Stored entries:
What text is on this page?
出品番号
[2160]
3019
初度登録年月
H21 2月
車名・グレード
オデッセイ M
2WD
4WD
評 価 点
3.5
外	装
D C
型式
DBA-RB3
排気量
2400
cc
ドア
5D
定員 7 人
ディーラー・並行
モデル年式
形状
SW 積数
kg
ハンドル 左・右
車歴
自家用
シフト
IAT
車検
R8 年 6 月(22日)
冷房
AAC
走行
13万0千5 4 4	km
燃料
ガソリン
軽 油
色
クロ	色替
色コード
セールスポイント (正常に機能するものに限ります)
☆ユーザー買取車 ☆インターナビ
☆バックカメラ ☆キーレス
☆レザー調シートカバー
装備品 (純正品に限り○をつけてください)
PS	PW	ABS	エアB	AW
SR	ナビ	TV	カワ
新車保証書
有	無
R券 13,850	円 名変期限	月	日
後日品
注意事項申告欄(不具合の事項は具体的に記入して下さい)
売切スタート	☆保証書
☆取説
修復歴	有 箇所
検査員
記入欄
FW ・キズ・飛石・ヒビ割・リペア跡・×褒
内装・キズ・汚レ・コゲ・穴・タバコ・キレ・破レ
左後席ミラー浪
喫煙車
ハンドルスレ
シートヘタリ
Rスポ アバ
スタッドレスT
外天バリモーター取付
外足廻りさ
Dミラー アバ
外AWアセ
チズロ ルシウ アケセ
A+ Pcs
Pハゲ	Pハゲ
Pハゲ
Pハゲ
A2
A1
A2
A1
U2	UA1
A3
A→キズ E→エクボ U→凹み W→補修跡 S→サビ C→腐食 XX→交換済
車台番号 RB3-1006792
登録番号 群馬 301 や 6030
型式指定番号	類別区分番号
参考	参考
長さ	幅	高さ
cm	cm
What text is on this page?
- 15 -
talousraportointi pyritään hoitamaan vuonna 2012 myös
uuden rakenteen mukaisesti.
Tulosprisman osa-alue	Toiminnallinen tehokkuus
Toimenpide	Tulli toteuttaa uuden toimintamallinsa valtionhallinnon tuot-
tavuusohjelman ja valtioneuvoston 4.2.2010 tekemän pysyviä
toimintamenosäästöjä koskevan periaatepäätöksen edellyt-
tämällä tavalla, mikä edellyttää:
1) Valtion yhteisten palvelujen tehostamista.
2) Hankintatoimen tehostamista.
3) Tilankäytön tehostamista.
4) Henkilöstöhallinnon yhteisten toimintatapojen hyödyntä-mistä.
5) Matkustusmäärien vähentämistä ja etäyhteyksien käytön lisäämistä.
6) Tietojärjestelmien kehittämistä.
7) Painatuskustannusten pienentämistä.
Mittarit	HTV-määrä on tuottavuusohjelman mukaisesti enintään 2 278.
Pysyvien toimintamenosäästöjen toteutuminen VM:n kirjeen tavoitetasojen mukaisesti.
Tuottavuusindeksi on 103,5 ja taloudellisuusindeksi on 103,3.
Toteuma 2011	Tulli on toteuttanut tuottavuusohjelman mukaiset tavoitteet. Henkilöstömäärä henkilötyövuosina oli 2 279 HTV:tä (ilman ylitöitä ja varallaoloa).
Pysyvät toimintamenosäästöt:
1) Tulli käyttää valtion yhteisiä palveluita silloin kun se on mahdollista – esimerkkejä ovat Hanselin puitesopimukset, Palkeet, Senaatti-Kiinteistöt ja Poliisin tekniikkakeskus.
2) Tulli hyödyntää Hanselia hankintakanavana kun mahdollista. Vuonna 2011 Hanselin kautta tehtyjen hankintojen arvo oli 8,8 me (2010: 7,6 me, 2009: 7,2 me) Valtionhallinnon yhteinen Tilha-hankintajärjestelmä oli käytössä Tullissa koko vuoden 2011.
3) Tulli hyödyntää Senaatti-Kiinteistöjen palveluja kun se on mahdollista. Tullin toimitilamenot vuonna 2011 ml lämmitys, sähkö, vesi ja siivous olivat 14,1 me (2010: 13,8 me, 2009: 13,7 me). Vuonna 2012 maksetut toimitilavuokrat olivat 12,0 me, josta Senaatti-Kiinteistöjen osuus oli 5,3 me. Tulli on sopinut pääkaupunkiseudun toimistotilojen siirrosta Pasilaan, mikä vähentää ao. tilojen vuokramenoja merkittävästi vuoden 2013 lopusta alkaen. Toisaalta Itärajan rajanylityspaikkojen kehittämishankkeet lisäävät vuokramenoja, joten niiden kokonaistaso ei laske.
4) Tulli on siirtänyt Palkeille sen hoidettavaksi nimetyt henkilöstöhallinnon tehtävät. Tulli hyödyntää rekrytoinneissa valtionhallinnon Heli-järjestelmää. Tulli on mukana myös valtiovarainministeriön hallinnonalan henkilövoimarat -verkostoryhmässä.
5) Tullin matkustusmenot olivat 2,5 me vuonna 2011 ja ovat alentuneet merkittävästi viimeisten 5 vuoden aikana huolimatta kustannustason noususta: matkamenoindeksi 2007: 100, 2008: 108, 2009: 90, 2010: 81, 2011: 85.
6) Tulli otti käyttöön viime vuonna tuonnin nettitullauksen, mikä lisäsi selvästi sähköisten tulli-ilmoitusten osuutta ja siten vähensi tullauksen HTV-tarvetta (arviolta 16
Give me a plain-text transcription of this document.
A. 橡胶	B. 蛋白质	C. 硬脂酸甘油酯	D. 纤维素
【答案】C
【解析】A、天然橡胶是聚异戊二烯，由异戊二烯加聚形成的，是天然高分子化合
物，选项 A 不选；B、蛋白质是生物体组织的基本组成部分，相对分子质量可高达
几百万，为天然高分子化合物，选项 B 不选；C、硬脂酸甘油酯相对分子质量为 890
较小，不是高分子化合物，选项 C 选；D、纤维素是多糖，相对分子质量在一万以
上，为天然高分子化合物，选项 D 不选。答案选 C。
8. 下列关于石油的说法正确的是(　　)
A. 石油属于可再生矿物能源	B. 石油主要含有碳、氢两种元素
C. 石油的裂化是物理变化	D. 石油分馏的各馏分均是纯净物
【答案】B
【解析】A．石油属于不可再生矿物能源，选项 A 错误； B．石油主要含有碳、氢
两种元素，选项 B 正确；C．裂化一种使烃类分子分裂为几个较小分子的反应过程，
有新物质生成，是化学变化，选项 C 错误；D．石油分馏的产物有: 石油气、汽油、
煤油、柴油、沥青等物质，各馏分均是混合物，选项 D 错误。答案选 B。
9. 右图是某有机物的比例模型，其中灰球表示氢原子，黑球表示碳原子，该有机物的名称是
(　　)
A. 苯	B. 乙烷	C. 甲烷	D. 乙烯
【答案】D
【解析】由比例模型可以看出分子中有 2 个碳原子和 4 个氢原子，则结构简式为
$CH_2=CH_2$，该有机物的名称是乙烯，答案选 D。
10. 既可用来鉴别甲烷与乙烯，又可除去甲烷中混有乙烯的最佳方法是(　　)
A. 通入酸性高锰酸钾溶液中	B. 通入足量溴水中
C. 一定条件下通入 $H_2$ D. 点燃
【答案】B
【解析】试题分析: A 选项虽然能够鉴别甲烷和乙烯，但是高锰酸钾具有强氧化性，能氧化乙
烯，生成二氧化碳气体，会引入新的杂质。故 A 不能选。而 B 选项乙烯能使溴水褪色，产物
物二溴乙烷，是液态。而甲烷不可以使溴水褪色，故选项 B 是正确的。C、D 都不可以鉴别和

WHAT THE EXERCISE ASKS:
Search the entries for the word "yhteisten", then list each line that holds it.

CORRECT ANSWER:
1) Valtion yhteisten palvelujen tehostamista.
4) Henkilöstöhallinnon yhteisten toimintatapojen hyödyntä-mistä.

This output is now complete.